• [SHORT PROBLEM]:
Filter the entries and keep only the lines where the string "object" appears.

• [EXTRACTED RECORDS]:
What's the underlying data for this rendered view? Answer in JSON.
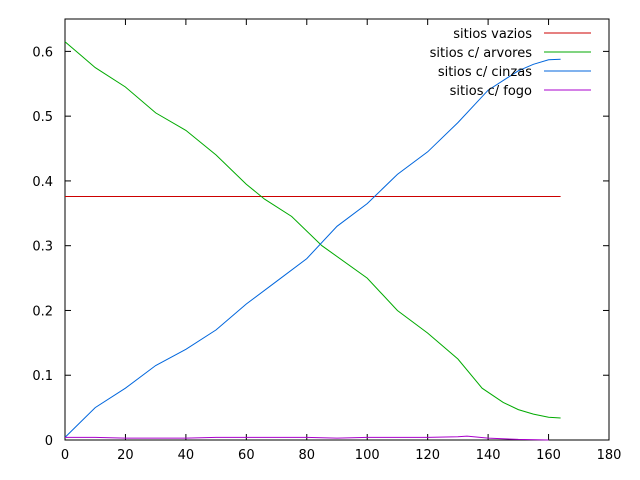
{
  "chart_data": {
    "type": "line",
    "title": "",
    "xlabel": "",
    "ylabel": "",
    "xlim": [
      0,
      180
    ],
    "ylim": [
      0,
      0.65
    ],
    "x_ticks": [
      0,
      20,
      40,
      60,
      80,
      100,
      120,
      140,
      160,
      180
    ],
    "y_ticks": [
      0,
      0.1,
      0.2,
      0.3,
      0.4,
      0.5,
      0.6
    ],
    "x_tick_labels": [
      "0",
      "20",
      "40",
      "60",
      "80",
      "100",
      "120",
      "140",
      "160",
      "180"
    ],
    "y_tick_labels": [
      "0",
      "0.1",
      "0.2",
      "0.3",
      "0.4",
      "0.5",
      "0.6"
    ],
    "grid": false,
    "legend_position": "top-right",
    "series": [
      {
        "name": "sitios vazios",
        "color": "#cc0000",
        "x": [
          0,
          164
        ],
        "y": [
          0.376,
          0.376
        ]
      },
      {
        "name": "sitios c/ arvores",
        "color": "#00aa00",
        "x": [
          0,
          5,
          10,
          20,
          30,
          40,
          50,
          60,
          66,
          75,
          85,
          100,
          110,
          120,
          130,
          138,
          145,
          150,
          155,
          160,
          164
        ],
        "y": [
          0.615,
          0.595,
          0.575,
          0.545,
          0.505,
          0.478,
          0.44,
          0.395,
          0.372,
          0.345,
          0.3,
          0.25,
          0.2,
          0.165,
          0.125,
          0.08,
          0.058,
          0.047,
          0.04,
          0.035,
          0.034
        ]
      },
      {
        "name": "sitios c/ cinzas",
        "color": "#0066dd",
        "x": [
          0,
          10,
          20,
          30,
          40,
          50,
          60,
          70,
          80,
          90,
          100,
          110,
          120,
          130,
          140,
          150,
          155,
          160,
          164
        ],
        "y": [
          0.004,
          0.05,
          0.08,
          0.115,
          0.14,
          0.17,
          0.21,
          0.245,
          0.28,
          0.33,
          0.365,
          0.41,
          0.445,
          0.49,
          0.54,
          0.57,
          0.58,
          0.587,
          0.588
        ]
      },
      {
        "name": "sitios c/ fogo",
        "color": "#aa00cc",
        "x": [
          0,
          10,
          20,
          30,
          40,
          50,
          60,
          70,
          80,
          90,
          100,
          110,
          120,
          130,
          133,
          140,
          150,
          160
        ],
        "y": [
          0.004,
          0.004,
          0.003,
          0.003,
          0.003,
          0.004,
          0.004,
          0.004,
          0.004,
          0.003,
          0.004,
          0.004,
          0.004,
          0.005,
          0.006,
          0.003,
          0.001,
          0.0
        ]
      }
    ]
  }
}
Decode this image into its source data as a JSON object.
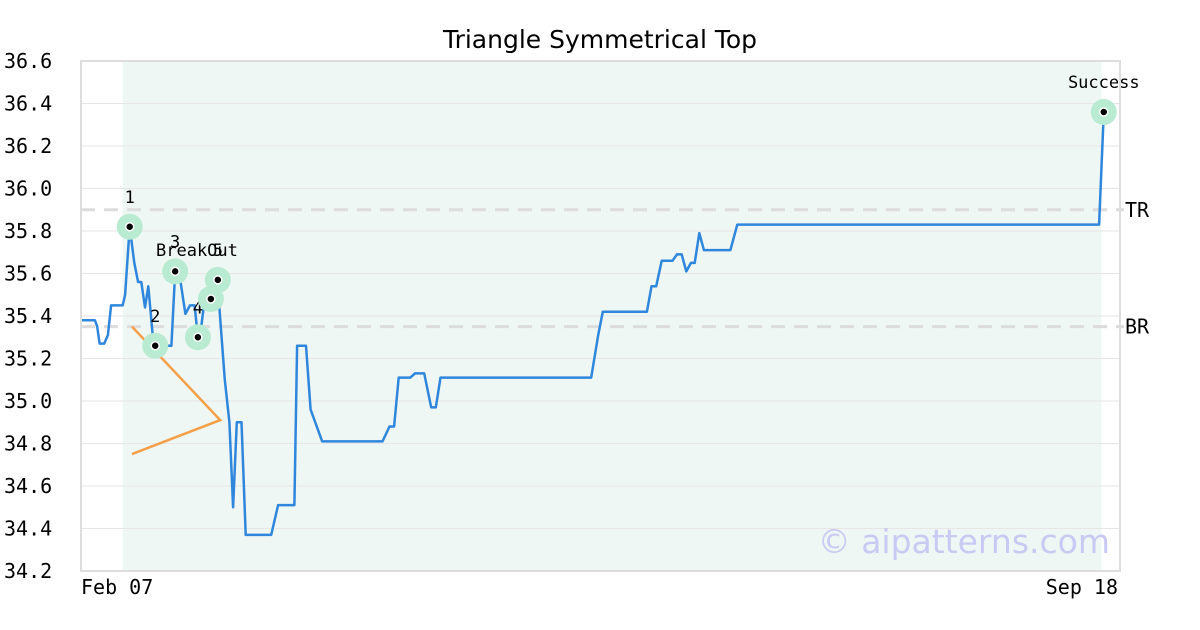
{
  "chart_data": {
    "type": "line",
    "title": "Triangle Symmetrical Top",
    "xlabel": "",
    "ylabel": "",
    "x_tick_labels": [
      "Feb 07",
      "Sep 18"
    ],
    "ylim": [
      34.2,
      36.6
    ],
    "y_ticks": [
      34.2,
      34.4,
      34.6,
      34.8,
      35.0,
      35.2,
      35.4,
      35.6,
      35.8,
      36.0,
      36.2,
      36.4,
      36.6
    ],
    "grid": true,
    "legend": "none",
    "x_range_days": [
      0,
      224
    ],
    "pattern_window_days": [
      9,
      220
    ],
    "series": [
      {
        "color": "#2f86dd",
        "points": [
          [
            0,
            35.38
          ],
          [
            3,
            35.38
          ],
          [
            3.5,
            35.35
          ],
          [
            4,
            35.27
          ],
          [
            5,
            35.27
          ],
          [
            5.8,
            35.31
          ],
          [
            6.5,
            35.45
          ],
          [
            8,
            35.45
          ],
          [
            9,
            35.45
          ],
          [
            9.5,
            35.5
          ],
          [
            10.5,
            35.82
          ],
          [
            11.5,
            35.65
          ],
          [
            12.3,
            35.56
          ],
          [
            13,
            35.56
          ],
          [
            13.8,
            35.44
          ],
          [
            14.5,
            35.54
          ],
          [
            15.5,
            35.3
          ],
          [
            16,
            35.26
          ],
          [
            19,
            35.26
          ],
          [
            19.5,
            35.26
          ],
          [
            20.3,
            35.61
          ],
          [
            21.2,
            35.6
          ],
          [
            22.5,
            35.41
          ],
          [
            23.5,
            35.45
          ],
          [
            24.5,
            35.45
          ],
          [
            25.2,
            35.3
          ],
          [
            25.8,
            35.33
          ],
          [
            26.8,
            35.5
          ],
          [
            28,
            35.47
          ],
          [
            29,
            35.57
          ],
          [
            29.8,
            35.45
          ],
          [
            31,
            35.1
          ],
          [
            32,
            34.9
          ],
          [
            32.8,
            34.5
          ],
          [
            33.6,
            34.9
          ],
          [
            34.6,
            34.9
          ],
          [
            35.5,
            34.37
          ],
          [
            41,
            34.37
          ],
          [
            42.5,
            34.51
          ],
          [
            46,
            34.51
          ],
          [
            46.6,
            35.26
          ],
          [
            48.5,
            35.26
          ],
          [
            49.5,
            34.96
          ],
          [
            52,
            34.81
          ],
          [
            61,
            34.81
          ],
          [
            65,
            34.81
          ],
          [
            66.5,
            34.88
          ],
          [
            67.5,
            34.88
          ],
          [
            68.5,
            35.11
          ],
          [
            71,
            35.11
          ],
          [
            72,
            35.13
          ],
          [
            74,
            35.13
          ],
          [
            75.5,
            34.97
          ],
          [
            76.5,
            34.97
          ],
          [
            77.5,
            35.11
          ],
          [
            84,
            35.11
          ],
          [
            100,
            35.11
          ],
          [
            110,
            35.11
          ],
          [
            111.5,
            35.31
          ],
          [
            112.5,
            35.42
          ],
          [
            122,
            35.42
          ],
          [
            123,
            35.54
          ],
          [
            124,
            35.54
          ],
          [
            125.2,
            35.66
          ],
          [
            127.5,
            35.66
          ],
          [
            128.5,
            35.69
          ],
          [
            129.5,
            35.69
          ],
          [
            130.5,
            35.61
          ],
          [
            131.5,
            35.65
          ],
          [
            132.3,
            35.65
          ],
          [
            133.3,
            35.79
          ],
          [
            134.3,
            35.71
          ],
          [
            135,
            35.71
          ],
          [
            140,
            35.71
          ],
          [
            141.5,
            35.83
          ],
          [
            160,
            35.83
          ],
          [
            200,
            35.83
          ],
          [
            219.5,
            35.83
          ],
          [
            220.5,
            36.36
          ]
        ]
      }
    ],
    "pivot_points": [
      {
        "label": "1",
        "x": 10.5,
        "y": 35.82
      },
      {
        "label": "2",
        "x": 16,
        "y": 35.26
      },
      {
        "label": "3",
        "x": 20.3,
        "y": 35.61
      },
      {
        "label": "4",
        "x": 25.2,
        "y": 35.3
      },
      {
        "label": "",
        "x": 28,
        "y": 35.48
      },
      {
        "label": "5",
        "x": 29.5,
        "y": 35.57
      },
      {
        "label": "Success",
        "x": 220.5,
        "y": 36.36
      }
    ],
    "breakout_label": "BreakOut",
    "levels": [
      {
        "label": "TR",
        "y": 35.9
      },
      {
        "label": "BR",
        "y": 35.35
      }
    ],
    "triangle": [
      [
        11,
        35.35
      ],
      [
        30,
        34.91
      ],
      [
        11,
        34.75
      ]
    ],
    "colors": {
      "line": "#2f86dd",
      "triangle": "#f5a049",
      "window_fill": "#eef7f3",
      "marker_halo": "#b8ebd1",
      "level_line": "#dcdcdc",
      "grid": "#e6e6e6",
      "frame": "#dddddd"
    },
    "watermark": "© aipatterns.com"
  }
}
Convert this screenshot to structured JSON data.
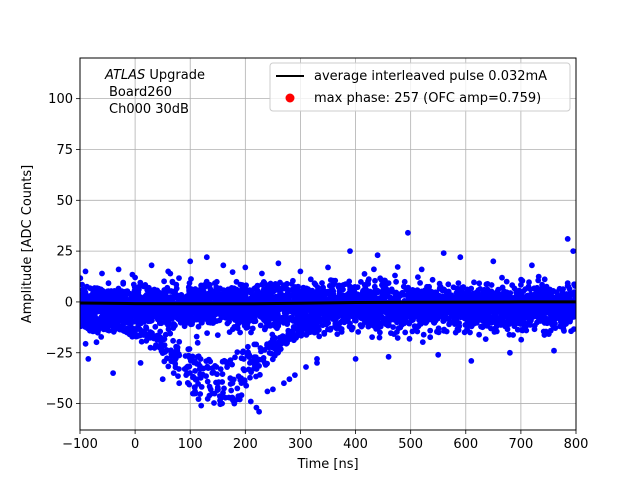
{
  "chart_data": {
    "type": "scatter",
    "xlabel": "Time [ns]",
    "ylabel": "Amplitude [ADC Counts]",
    "xlim": [
      -100,
      800
    ],
    "ylim": [
      -63,
      120
    ],
    "xticks": [
      -100,
      0,
      100,
      200,
      300,
      400,
      500,
      600,
      700,
      800
    ],
    "yticks": [
      -50,
      -25,
      0,
      25,
      50,
      75,
      100
    ],
    "grid": true,
    "legend_position": "top-right",
    "annotation": {
      "line1_italic": "ATLAS",
      "line1_rest": " Upgrade",
      "line2": "Board260",
      "line3": "Ch000 30dB"
    },
    "series": [
      {
        "name": "average interleaved pulse 0.032mA",
        "kind": "line",
        "color": "#000000",
        "x": [
          -100,
          0,
          100,
          200,
          300,
          400,
          500,
          600,
          700,
          800
        ],
        "y": [
          -0.5,
          -0.8,
          -0.9,
          -0.9,
          -0.6,
          -0.3,
          -0.2,
          -0.1,
          0.0,
          0.0
        ]
      },
      {
        "name": "max phase: 257 (OFC amp=0.759)",
        "kind": "marker",
        "color": "#ff0000",
        "x": [],
        "y": []
      },
      {
        "name": "",
        "kind": "scatter",
        "color": "#0000ff",
        "note_band_y": [
          -15,
          12
        ],
        "x": [
          -90,
          -60,
          -30,
          0,
          30,
          60,
          100,
          130,
          160,
          200,
          230,
          260,
          300,
          350,
          390,
          440,
          495,
          520,
          560,
          590,
          650,
          720,
          785,
          795,
          -85,
          -40,
          10,
          50,
          80,
          110,
          150,
          190,
          240,
          280,
          330,
          400,
          460,
          550,
          610,
          680,
          760,
          70,
          90,
          120,
          140,
          170,
          180,
          210,
          220,
          225,
          250,
          270,
          290,
          310,
          330
        ],
        "y": [
          15,
          14,
          16,
          12,
          18,
          15,
          20,
          22,
          18,
          17,
          14,
          19,
          15,
          17,
          25,
          23,
          34,
          16,
          24,
          22,
          20,
          18,
          31,
          25,
          -28,
          -35,
          -30,
          -38,
          -40,
          -45,
          -42,
          -48,
          -44,
          -38,
          -30,
          -28,
          -27,
          -26,
          -29,
          -25,
          -24,
          -35,
          -33,
          -51,
          -45,
          -47,
          -50,
          -49,
          -52,
          -54,
          -43,
          -40,
          -36,
          -32,
          -28
        ]
      }
    ]
  }
}
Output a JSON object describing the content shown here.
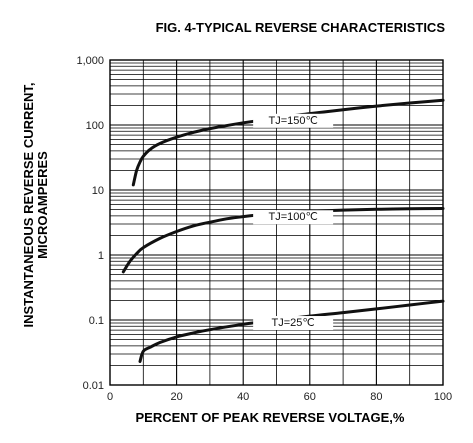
{
  "chart_data": {
    "type": "line",
    "title": "FIG. 4-TYPICAL REVERSE CHARACTERISTICS",
    "xlabel": "PERCENT OF PEAK REVERSE VOLTAGE,%",
    "ylabel": [
      "INSTANTANEOUS REVERSE CURRENT,",
      "MICROAMPERES"
    ],
    "x_scale": "linear",
    "y_scale": "log",
    "xlim": [
      0,
      100
    ],
    "ylim": [
      0.01,
      1000
    ],
    "x_ticks": [
      "0",
      "20",
      "40",
      "60",
      "80",
      "100"
    ],
    "y_ticks": [
      "0.01",
      "0.1",
      "1",
      "10",
      "100",
      "1,000"
    ],
    "grid": true,
    "series": [
      {
        "name": "TJ=150℃",
        "color": "#111111",
        "points": [
          [
            7,
            12
          ],
          [
            8,
            20
          ],
          [
            9,
            27
          ],
          [
            10,
            33
          ],
          [
            12,
            42
          ],
          [
            15,
            52
          ],
          [
            20,
            65
          ],
          [
            25,
            77
          ],
          [
            30,
            88
          ],
          [
            40,
            108
          ],
          [
            50,
            128
          ],
          [
            60,
            150
          ],
          [
            70,
            172
          ],
          [
            80,
            195
          ],
          [
            90,
            218
          ],
          [
            100,
            240
          ]
        ]
      },
      {
        "name": "TJ=100℃",
        "color": "#111111",
        "points": [
          [
            4,
            0.55
          ],
          [
            6,
            0.8
          ],
          [
            8,
            1.05
          ],
          [
            10,
            1.3
          ],
          [
            15,
            1.8
          ],
          [
            20,
            2.3
          ],
          [
            25,
            2.8
          ],
          [
            30,
            3.2
          ],
          [
            35,
            3.6
          ],
          [
            40,
            3.9
          ],
          [
            50,
            4.4
          ],
          [
            60,
            4.7
          ],
          [
            70,
            4.9
          ],
          [
            80,
            5.05
          ],
          [
            90,
            5.15
          ],
          [
            100,
            5.2
          ]
        ]
      },
      {
        "name": "TJ=25℃",
        "color": "#111111",
        "points": [
          [
            9,
            0.023
          ],
          [
            10,
            0.033
          ],
          [
            12,
            0.038
          ],
          [
            15,
            0.045
          ],
          [
            20,
            0.055
          ],
          [
            25,
            0.063
          ],
          [
            30,
            0.071
          ],
          [
            40,
            0.086
          ],
          [
            50,
            0.1
          ],
          [
            60,
            0.115
          ],
          [
            70,
            0.13
          ],
          [
            80,
            0.148
          ],
          [
            90,
            0.17
          ],
          [
            100,
            0.195
          ]
        ]
      }
    ]
  }
}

• [COMPLETE RESPONSE]:
Decode this image into its source data as a JSON object.
Output a JSON object describing the content shown here.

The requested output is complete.